• [WHAT YOU SHOULD DO] The expected answer is all of the entries, written out exactly.

• [DATASET RECORDS]
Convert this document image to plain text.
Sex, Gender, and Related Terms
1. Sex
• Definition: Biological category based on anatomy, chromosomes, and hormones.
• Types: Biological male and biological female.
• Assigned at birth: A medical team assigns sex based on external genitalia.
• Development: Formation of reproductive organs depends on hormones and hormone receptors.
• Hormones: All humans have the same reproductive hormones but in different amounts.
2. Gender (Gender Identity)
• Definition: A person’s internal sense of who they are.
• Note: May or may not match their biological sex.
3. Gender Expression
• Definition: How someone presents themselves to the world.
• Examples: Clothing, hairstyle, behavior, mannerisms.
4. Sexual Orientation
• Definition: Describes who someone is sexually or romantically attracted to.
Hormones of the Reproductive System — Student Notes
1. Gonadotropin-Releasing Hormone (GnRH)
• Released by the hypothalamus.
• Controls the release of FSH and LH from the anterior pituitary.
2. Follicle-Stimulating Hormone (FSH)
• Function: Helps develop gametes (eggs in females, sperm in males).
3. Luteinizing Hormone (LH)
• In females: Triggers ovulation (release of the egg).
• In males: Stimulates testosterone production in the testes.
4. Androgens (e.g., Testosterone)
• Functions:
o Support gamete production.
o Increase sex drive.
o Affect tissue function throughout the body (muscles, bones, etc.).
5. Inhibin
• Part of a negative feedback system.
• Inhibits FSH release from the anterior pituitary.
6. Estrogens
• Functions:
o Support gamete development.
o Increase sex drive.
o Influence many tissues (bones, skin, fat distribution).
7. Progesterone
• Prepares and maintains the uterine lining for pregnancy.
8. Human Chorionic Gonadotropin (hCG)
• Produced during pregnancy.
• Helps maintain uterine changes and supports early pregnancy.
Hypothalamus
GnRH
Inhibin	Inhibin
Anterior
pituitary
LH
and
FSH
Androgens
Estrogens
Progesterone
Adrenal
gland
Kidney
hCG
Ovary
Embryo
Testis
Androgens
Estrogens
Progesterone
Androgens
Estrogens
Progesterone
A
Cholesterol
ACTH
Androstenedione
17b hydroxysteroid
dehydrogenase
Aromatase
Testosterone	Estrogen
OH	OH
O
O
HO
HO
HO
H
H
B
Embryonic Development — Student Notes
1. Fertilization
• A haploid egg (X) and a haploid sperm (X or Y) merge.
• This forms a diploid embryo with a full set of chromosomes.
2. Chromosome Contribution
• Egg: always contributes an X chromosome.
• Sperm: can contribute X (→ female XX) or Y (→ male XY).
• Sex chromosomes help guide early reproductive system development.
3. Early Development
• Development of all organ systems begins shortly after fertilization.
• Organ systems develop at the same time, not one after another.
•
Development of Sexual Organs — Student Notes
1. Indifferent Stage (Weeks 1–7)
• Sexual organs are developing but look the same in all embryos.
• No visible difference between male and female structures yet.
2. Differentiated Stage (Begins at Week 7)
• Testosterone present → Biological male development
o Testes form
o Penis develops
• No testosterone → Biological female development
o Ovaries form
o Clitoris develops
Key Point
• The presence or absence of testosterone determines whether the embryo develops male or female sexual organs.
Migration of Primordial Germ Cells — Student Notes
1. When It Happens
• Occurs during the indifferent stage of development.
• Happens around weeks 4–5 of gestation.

• [TASK RESPONSE]
Convert this document image to plain text.
Sex, Gender, and Related Terms
1. Sex
• Definition: Biological category based on anatomy, chromosomes, and hormones.
• Types: Biological male and biological female.
• Assigned at birth: A medical team assigns sex based on external genitalia.
• Development: Formation of reproductive organs depends on hormones and hormone receptors.
• Hormones: All humans have the same reproductive hormones but in different amounts.
2. Gender (Gender Identity)
• Definition: A person’s internal sense of who they are.
• Note: May or may not match their biological sex.
3. Gender Expression
• Definition: How someone presents themselves to the world.
• Examples: Clothing, hairstyle, behavior, mannerisms.
4. Sexual Orientation
• Definition: Describes who someone is sexually or romantically attracted to.
Hormones of the Reproductive System — Student Notes
1. Gonadotropin-Releasing Hormone (GnRH)
• Released by the hypothalamus.
• Controls the release of FSH and LH from the anterior pituitary.
2. Follicle-Stimulating Hormone (FSH)
• Function: Helps develop gametes (eggs in females, sperm in males).
3. Luteinizing Hormone (LH)
• In females: Triggers ovulation (release of the egg).
• In males: Stimulates testosterone production in the testes.
4. Androgens (e.g., Testosterone)
• Functions:
o Support gamete production.
o Increase sex drive.
o Affect tissue function throughout the body (muscles, bones, etc.).
5. Inhibin
• Part of a negative feedback system.
• Inhibits FSH release from the anterior pituitary.
6. Estrogens
• Functions:
o Support gamete development.
o Increase sex drive.
o Influence many tissues (bones, skin, fat distribution).
7. Progesterone
• Prepares and maintains the uterine lining for pregnancy.
8. Human Chorionic Gonadotropin (hCG)
• Produced during pregnancy.
• Helps maintain uterine changes and supports early pregnancy.
Hypothalamus
GnRH
Inhibin	Inhibin
Anterior
pituitary
LH
and
FSH
Androgens
Estrogens
Progesterone
Adrenal
gland
Kidney
hCG
Ovary
Embryo
Testis
Androgens
Estrogens
Progesterone
Androgens
Estrogens
Progesterone
A
Cholesterol
ACTH
Androstenedione
17b hydroxysteroid
dehydrogenase
Aromatase
Testosterone	Estrogen
OH	OH
O
O
HO
HO
HO
H
H
B
Embryonic Development — Student Notes
1. Fertilization
• A haploid egg (X) and a haploid sperm (X or Y) merge.
• This forms a diploid embryo with a full set of chromosomes.
2. Chromosome Contribution
• Egg: always contributes an X chromosome.
• Sperm: can contribute X (→ female XX) or Y (→ male XY).
• Sex chromosomes help guide early reproductive system development.
3. Early Development
• Development of all organ systems begins shortly after fertilization.
• Organ systems develop at the same time, not one after another.
•
Development of Sexual Organs — Student Notes
1. Indifferent Stage (Weeks 1–7)
• Sexual organs are developing but look the same in all embryos.
• No visible difference between male and female structures yet.
2. Differentiated Stage (Begins at Week 7)
• Testosterone present → Biological male development
o Testes form
o Penis develops
• No testosterone → Biological female development
o Ovaries form
o Clitoris develops
Key Point
• The presence or absence of testosterone determines whether the embryo develops male or female sexual organs.
Migration of Primordial Germ Cells — Student Notes
1. When It Happens
• Occurs during the indifferent stage of development.
• Happens around weeks 4–5 of gestation.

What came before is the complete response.